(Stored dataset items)
____
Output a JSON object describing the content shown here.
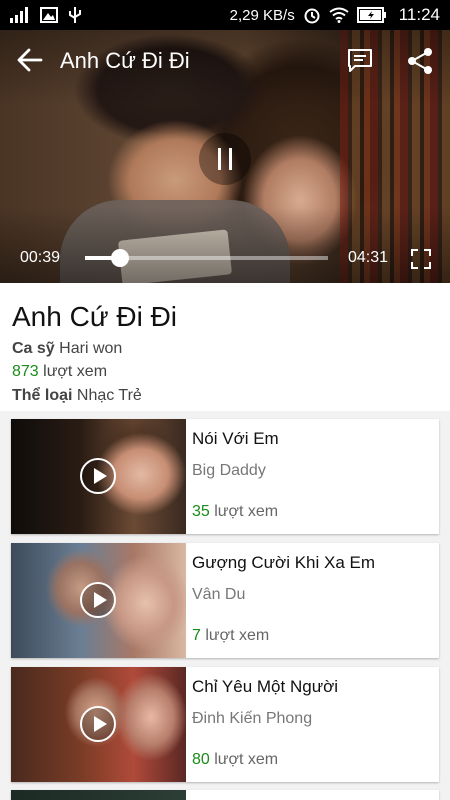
{
  "status_bar": {
    "net_speed": "2,29 KB/s",
    "time": "11:24"
  },
  "player": {
    "title": "Anh Cứ Đi Đi",
    "current_time": "00:39",
    "total_time": "04:31",
    "progress": 0.144
  },
  "info": {
    "title": "Anh Cứ Đi Đi",
    "singer_label": "Ca sỹ",
    "singer": "Hari won",
    "views_count": "873",
    "views_label": "lượt xem",
    "genre_label": "Thể loại",
    "genre": "Nhạc Trẻ"
  },
  "related": [
    {
      "title": "Nói Với Em",
      "artist": "Big Daddy",
      "views": "35",
      "views_label": "lượt xem"
    },
    {
      "title": "Gượng Cười Khi Xa Em",
      "artist": "Vân Du",
      "views": "7",
      "views_label": "lượt xem"
    },
    {
      "title": "Chỉ Yêu Một Người",
      "artist": "Đinh Kiến Phong",
      "views": "80",
      "views_label": "lượt xem"
    }
  ],
  "colors": {
    "accent_green": "#1a8c1a",
    "statusbar": "#000000"
  },
  "icons": [
    "signal-icon",
    "image-icon",
    "usb-icon",
    "alarm-icon",
    "wifi-icon",
    "battery-icon",
    "back-arrow-icon",
    "comment-icon",
    "share-icon",
    "pause-icon",
    "fullscreen-icon",
    "play-icon"
  ]
}
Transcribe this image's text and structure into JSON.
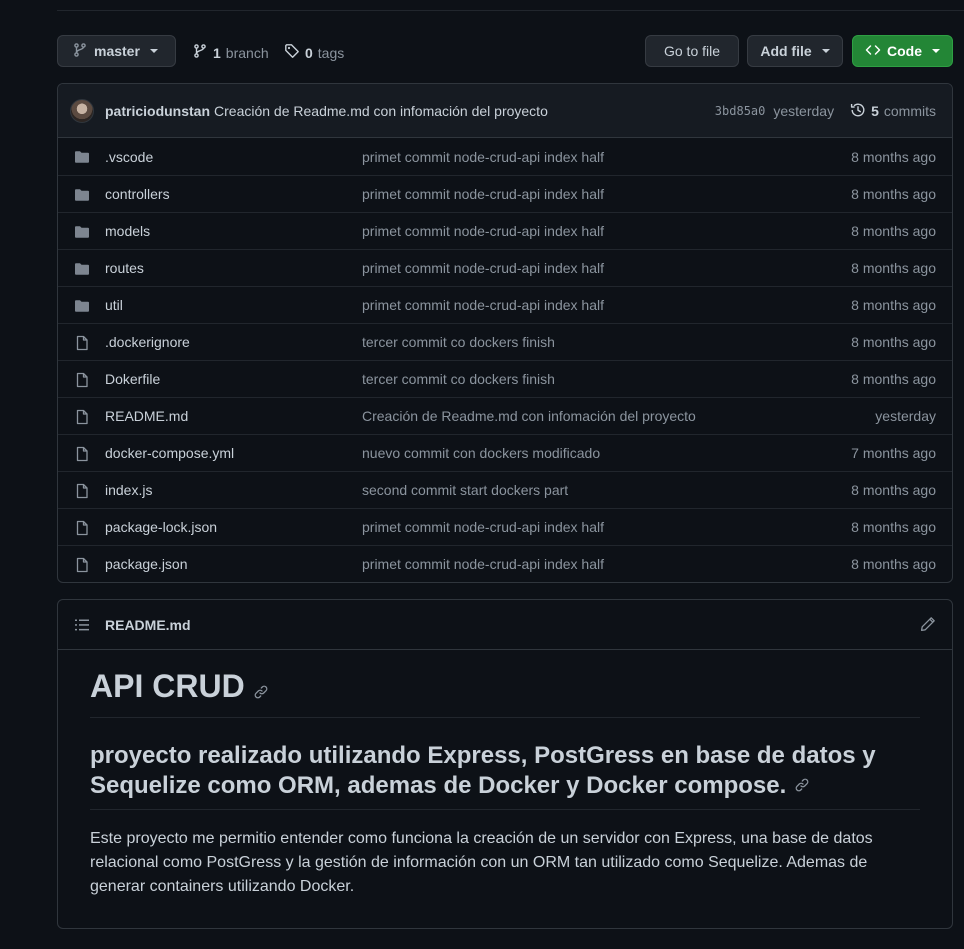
{
  "toolbar": {
    "branch_name": "master",
    "branches_count": "1",
    "branches_label": "branch",
    "tags_count": "0",
    "tags_label": "tags",
    "go_to_file": "Go to file",
    "add_file": "Add file",
    "code": "Code"
  },
  "commit": {
    "author": "patriciodunstan",
    "message": "Creación de Readme.md con infomación del proyecto",
    "sha": "3bd85a0",
    "time": "yesterday",
    "commits_count": "5",
    "commits_label": "commits"
  },
  "files": [
    {
      "type": "folder",
      "name": ".vscode",
      "message": "primet commit node-crud-api index half",
      "age": "8 months ago"
    },
    {
      "type": "folder",
      "name": "controllers",
      "message": "primet commit node-crud-api index half",
      "age": "8 months ago"
    },
    {
      "type": "folder",
      "name": "models",
      "message": "primet commit node-crud-api index half",
      "age": "8 months ago"
    },
    {
      "type": "folder",
      "name": "routes",
      "message": "primet commit node-crud-api index half",
      "age": "8 months ago"
    },
    {
      "type": "folder",
      "name": "util",
      "message": "primet commit node-crud-api index half",
      "age": "8 months ago"
    },
    {
      "type": "file",
      "name": ".dockerignore",
      "message": "tercer commit co dockers finish",
      "age": "8 months ago"
    },
    {
      "type": "file",
      "name": "Dokerfile",
      "message": "tercer commit co dockers finish",
      "age": "8 months ago"
    },
    {
      "type": "file",
      "name": "README.md",
      "message": "Creación de Readme.md con infomación del proyecto",
      "age": "yesterday"
    },
    {
      "type": "file",
      "name": "docker-compose.yml",
      "message": "nuevo commit con dockers modificado",
      "age": "7 months ago"
    },
    {
      "type": "file",
      "name": "index.js",
      "message": "second commit start dockers part",
      "age": "8 months ago"
    },
    {
      "type": "file",
      "name": "package-lock.json",
      "message": "primet commit node-crud-api index half",
      "age": "8 months ago"
    },
    {
      "type": "file",
      "name": "package.json",
      "message": "primet commit node-crud-api index half",
      "age": "8 months ago"
    }
  ],
  "readme": {
    "filename": "README.md",
    "h1": "API CRUD",
    "h2": "proyecto realizado utilizando Express, PostGress en base de datos y Sequelize como ORM, ademas de Docker y Docker compose.",
    "paragraph": "Este proyecto me permitio entender como funciona la creación de un servidor con Express, una base de datos relacional como PostGress y la gestión de información con un ORM tan utilizado como Sequelize. Ademas de generar containers utilizando Docker."
  },
  "colors": {
    "background": "#0d1117",
    "code_button": "#238636",
    "folder_icon": "#7d8590",
    "muted_text": "#8b949e"
  }
}
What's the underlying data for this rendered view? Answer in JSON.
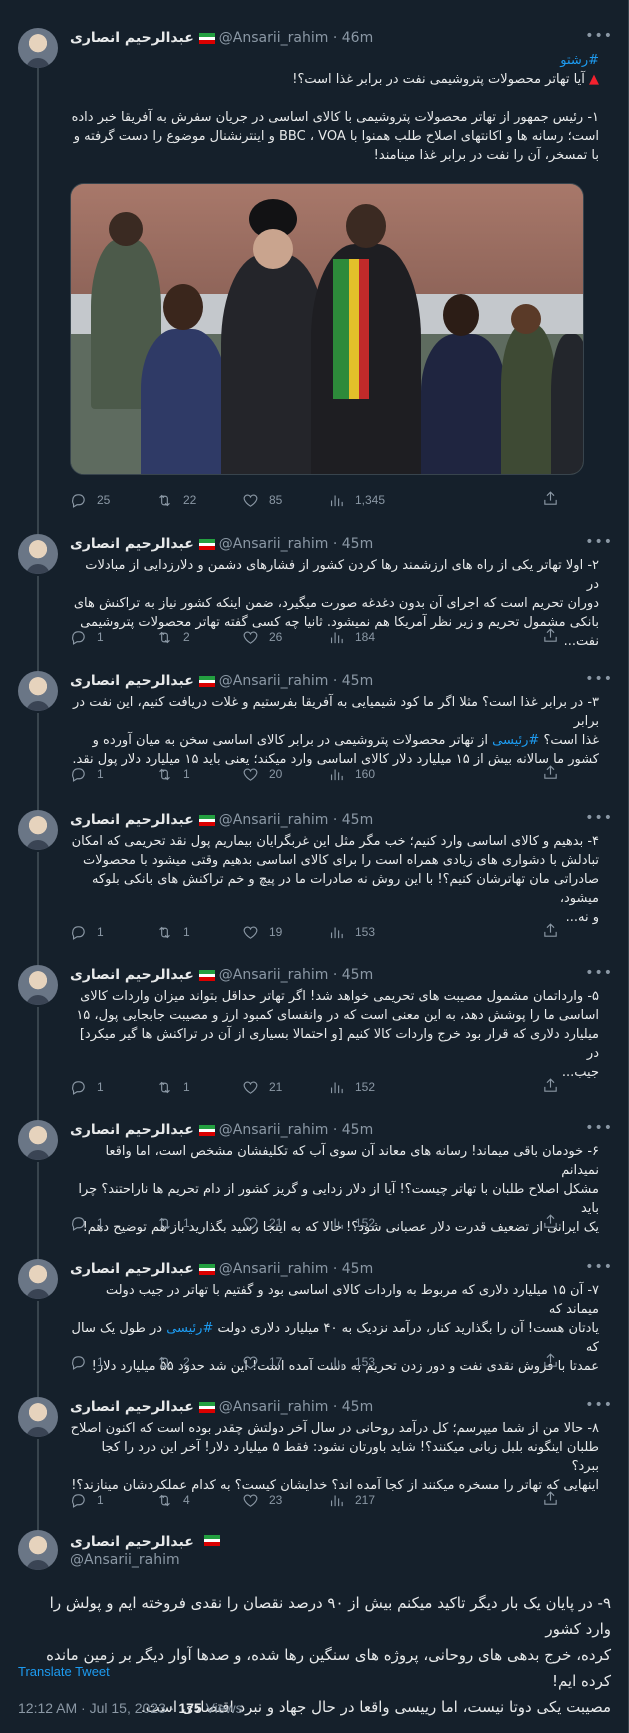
{
  "author": {
    "name": "عبدالرحیم انصاری",
    "handle": "@Ansarii_rahim"
  },
  "tweets": [
    {
      "time": "46m",
      "hashtag": "#رشتو",
      "title": "آیا تهاتر محصولات پتروشیمی نفت در برابر غذا است؟!",
      "lines": [
        "۱- رئیس جمهور از تهاتر محصولات پتروشیمی با کالای اساسی در جریان سفرش به آفریقا خبر داده",
        "است؛ رسانه ها و اکانتهای اصلاح طلب همنوا با BBC ، VOA و اینترنشنال موضوع را دست گرفته و",
        "با تمسخر، آن را نفت در برابر غذا مینامند!"
      ],
      "stats": {
        "replies": "25",
        "retweets": "22",
        "likes": "85",
        "views": "1,345"
      }
    },
    {
      "time": "45m",
      "lines": [
        "۲- اولا تهاتر یکی از راه های ارزشمند رها کردن کشور از فشارهای دشمن و دلارزدایی از مبادلات در",
        "دوران تحریم است که اجرای آن بدون دغدغه صورت میگیرد، ضمن اینکه کشور نیاز به تراکنش های",
        "بانکی مشمول تحریم و زیر نظر آمریکا هم نمیشود. ثانیا چه کسی گفته تهاتر محصولات پتروشیمی نفت..."
      ],
      "stats": {
        "replies": "1",
        "retweets": "2",
        "likes": "26",
        "views": "184"
      }
    },
    {
      "time": "45m",
      "lines": [
        "۳- در برابر غذا است؟ مثلا اگر ما کود شیمیایی به آفریقا بفرستیم و غلات دریافت کنیم، این نفت در برابر",
        "غذا است؟ #رئیسی از تهاتر محصولات پتروشیمی در برابر کالای اساسی سخن به میان آورده و",
        "کشور ما سالانه بیش از ۱۵ میلیارد دلار کالای اساسی وارد میکند؛ یعنی باید ۱۵ میلیارد دلار پول نقد."
      ],
      "stats": {
        "replies": "1",
        "retweets": "1",
        "likes": "20",
        "views": "160"
      }
    },
    {
      "time": "45m",
      "lines": [
        "۴- بدهیم و کالای اساسی وارد کنیم؛ خب مگر مثل این غربگرایان بیماریم پول نقد تحریمی که امکان",
        "تبادلش با دشواری های زیادی همراه است را برای کالای اساسی بدهیم وقتی میشود با محصولات",
        "صادراتی مان تهاترشان کنیم؟! با این روش نه صادرات ما در پیچ و خم تراکنش های بانکی بلوکه میشود،",
        "و نه..."
      ],
      "stats": {
        "replies": "1",
        "retweets": "1",
        "likes": "19",
        "views": "153"
      }
    },
    {
      "time": "45m",
      "lines": [
        "۵- وارداتمان مشمول مصیبت های تحریمی خواهد شد! اگر تهاتر حداقل بتواند میزان واردات کالای",
        "اساسی ما را پوشش دهد، به این معنی است که در وانفسای کمبود ارز و مصیبت جابجایی پول، ۱۵",
        "میلیارد دلاری که قرار بود خرج واردات کالا کنیم [و احتمالا بسیاری از آن در تراکنش ها گیر میکرد] در",
        "جیب..."
      ],
      "stats": {
        "replies": "1",
        "retweets": "1",
        "likes": "21",
        "views": "152"
      }
    },
    {
      "time": "45m",
      "lines": [
        "۶- خودمان باقی میماند! رسانه های معاند آن سوی آب که تکلیفشان مشخص است، اما واقعا نمیدانم",
        "مشکل اصلاح طلبان با تهاتر چیست؟! آیا از دلار زدایی و گریز کشور از دام تحریم ها ناراحتند؟ چرا باید",
        "یک ایرانی از تضعیف قدرت دلار عصبانی شود؟! حالا که به اینجا رسید بگذارید باز هم توضیح دهم!"
      ],
      "stats": {
        "replies": "1",
        "retweets": "1",
        "likes": "21",
        "views": "152"
      }
    },
    {
      "time": "45m",
      "lines": [
        "۷- آن ۱۵ میلیارد دلاری که مربوط به واردات کالای اساسی بود و گفتیم با تهاتر در جیب دولت میماند که",
        "یادتان هست! آن را بگذارید کنار، درآمد نزدیک به ۴۰ میلیارد دلاری دولت #رئیسی در طول یک سال که",
        "عمدتا با فروش نقدی نفت و دور زدن تحریم به دست آمده است! این شد حدود ۵۵ میلیارد دلار!"
      ],
      "stats": {
        "replies": "1",
        "retweets": "2",
        "likes": "17",
        "views": "153"
      }
    },
    {
      "time": "45m",
      "lines": [
        "۸- حالا من از شما میپرسم؛ کل درآمد روحانی در سال آخر دولتش چقدر بوده است که اکنون اصلاح",
        "طلبان اینگونه بلبل زبانی میکنند؟! شاید باورتان نشود: فقط ۵ میلیارد دلار! آخر این درد را کجا ببرد؟",
        "اینهایی که تهاتر را مسخره میکنند از کجا آمده اند؟ خدایشان کیست؟ به کدام عملکردشان مینازند؟!"
      ],
      "stats": {
        "replies": "1",
        "retweets": "4",
        "likes": "23",
        "views": "217"
      }
    }
  ],
  "final": {
    "lines": [
      "۹- در پایان یک بار دیگر تاکید میکنم بیش از ۹۰ درصد نقصان را نقدی فروخته ایم و پولش را وارد کشور",
      "کرده، خرج بدهی های روحانی، پروژه های سنگین رها شده، و صدها آوار دیگر بر زمین مانده کرده ایم!",
      "مصیبت یکی دوتا نیست، اما رییسی واقعا در حال جهاد و نبرد اقتصادی است."
    ],
    "translate": "Translate Tweet",
    "timestamp": "12:12 AM · Jul 15, 2023 · ",
    "views_count": "175",
    "views_label": " Views"
  },
  "icons": {
    "reply": "reply-icon",
    "retweet": "retweet-icon",
    "like": "heart-icon",
    "views": "analytics-icon",
    "share": "share-icon",
    "more": "more-icon",
    "flag": "iran-flag-icon"
  },
  "colors": {
    "background": "#15202b",
    "accent": "#1d9bf0",
    "muted": "#8b98a5",
    "divider": "#38444d"
  }
}
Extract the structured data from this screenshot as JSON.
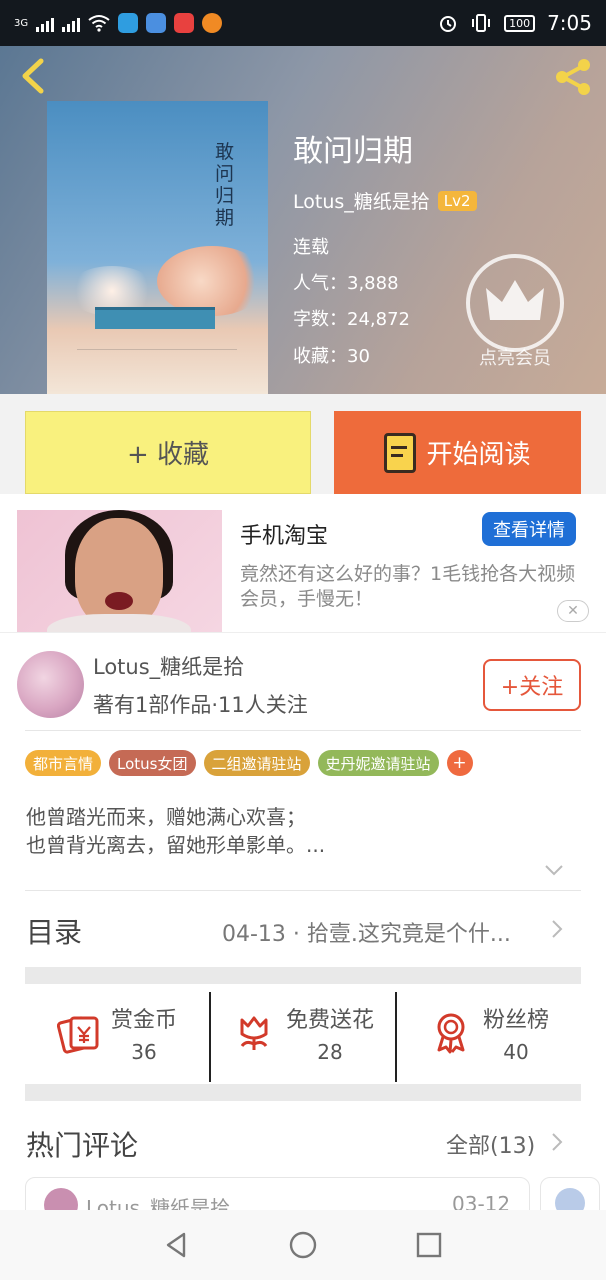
{
  "status_bar": {
    "network": "3G",
    "battery": "100",
    "time": "7:05",
    "icons": [
      "signal-icon",
      "wifi-icon",
      "app-icon-qq",
      "app-icon-browser",
      "app-icon-video",
      "app-icon-taobao",
      "alarm-icon",
      "vibrate-icon",
      "battery-icon"
    ]
  },
  "header": {
    "back_icon": "chevron-left-icon",
    "share_icon": "share-icon",
    "book_title": "敢问归期",
    "cover_vertical_title": "敢问归期",
    "author": "Lotus_糖纸是拾",
    "level_badge": "Lv2",
    "status": "连载",
    "popularity": "人气：3,888",
    "word_count": "字数：24,872",
    "favorites": "收藏：30",
    "vip_label": "点亮会员"
  },
  "actions": {
    "favorite_label": "+ 收藏",
    "read_label": "开始阅读"
  },
  "ad": {
    "title": "手机淘宝",
    "button": "查看详情",
    "text": "竟然还有这么好的事？1毛钱抢各大视频会员，手慢无！",
    "close": "✕"
  },
  "author_card": {
    "name": "Lotus_糖纸是拾",
    "stats": "著有1部作品·11人关注",
    "follow_label": "+关注"
  },
  "tags": [
    {
      "label": "都市言情",
      "color": "#f2b03a"
    },
    {
      "label": "Lotus女团",
      "color": "#c56a55"
    },
    {
      "label": "二组邀请驻站",
      "color": "#d9a23a"
    },
    {
      "label": "史丹妮邀请驻站",
      "color": "#93b85a"
    }
  ],
  "tag_more": "+",
  "description": {
    "line1": "他曾踏光而来，赠她满心欢喜；",
    "line2": "也曾背光离去，留她形单影单。..."
  },
  "toc": {
    "label": "目录",
    "latest": "04-13 · 拾壹.这究竟是个什..."
  },
  "rewards": [
    {
      "label": "赏金币",
      "value": "36",
      "icon": "red-envelope-icon"
    },
    {
      "label": "免费送花",
      "value": "28",
      "icon": "flower-icon"
    },
    {
      "label": "粉丝榜",
      "value": "40",
      "icon": "medal-icon"
    }
  ],
  "comments": {
    "label": "热门评论",
    "all_label": "全部(13)",
    "first": {
      "name": "Lotus_糖纸是拾",
      "date": "03-12"
    }
  },
  "colors": {
    "accent_orange": "#ee6b3b",
    "favorite_yellow": "#f9f17e",
    "ad_button_blue": "#1f6fd6",
    "follow_red": "#e5573b",
    "icon_red": "#d23a2a"
  }
}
____
* _WHAT YOU HAVE TO DO_: Where a line above contains the word "بدهیم", copy that line.

* _EXERCISE RESULT_:
        "۴- بدهیم و کالای اساسی وارد کنیم؛ خب مگر مثل این غربگرایان بیماریم پول نقد تحریمی که امکان",
        "تبادلش با دشواری های زیادی همراه است را برای کالای اساسی بدهیم وقتی میشود با محصولات",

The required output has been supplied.